## Passage
-------

Puerto Rican actor (born 1973)

Luis Roberto Guzmán (born April 9, 1973) is a Puerto Rican actor known for his performances in Mexican telenovelas including Alborada, and for his title role in Mexican series El Pantera. Guzmán also worked on the film Ladies' Night in 2003.

==Early life==
Early in his life Guzmán wanted to enter Menudo, but was unable to do it, eventually forming friendships with several former members. He subsequently studied in the University of Puerto Ricoʻs campus in Río Piedras. After completing his studies in the institutionʻs Department of Drama, Guzmán moved to Mexico in 1999, interested in pursuing a career in the telenovela industry. Although he works most of the time in Mexico, Guzmán often travels to Puerto Rico to rest.

==Acting career==
In Mexico, Guzmán received a contract with Televisa. Guzmán has expressed that the most important role of his career is as El Pantera in the TV series of the same name. In his youth Guzmán was a follower of several superheroes, including Atom Ant and ThunderCats, which influenced his acceptance for the role. Guzmán has expressed that he would like to act in more telenovelas produced in Puerto Rico, but feels that Puerto Rican television needs to reduce the number of foreign productions. He also noted that he would like to work on the island after the production of El Pantera.

On June 26, 2013, it was confirmed that Luis Roberto Guzmán (along with Angelique Boyer and Sebastián Rulli) would star in Angelli Nesma's Lo Que La Vida Me Robó, a remake of Ernesto Alonso's Bodas de odio produced in 1983.

-------

## Collected material
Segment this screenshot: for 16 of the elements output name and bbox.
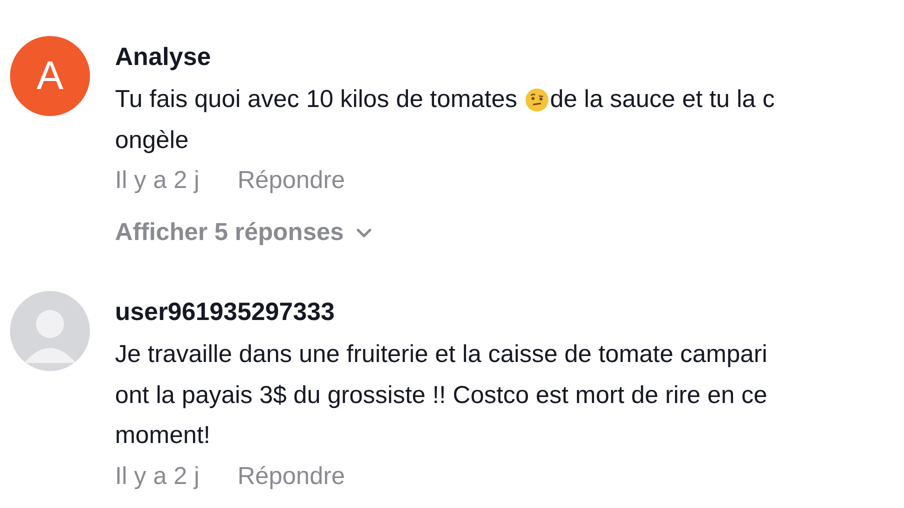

-------

## Exercises
[A] In the passage about Luis Roberto Guzmán, which company gave him a contract in Mexico?
[B] Reproduce word for word the part of the passage about Luis Roberto Guzmán that opens with the words containing "Luis Roberto Guzmán (born" and closes with "Night in 2003.".

## Expected answers
[A] Televisa

[B]
Luis Roberto Guzmán (born April 9, 1973) is a Puerto Rican actor known for his performances in Mexican telenovelas including Alborada, and for his title role in Mexican series El Pantera. Guzmán also worked on the film Ladies' Night in 2003.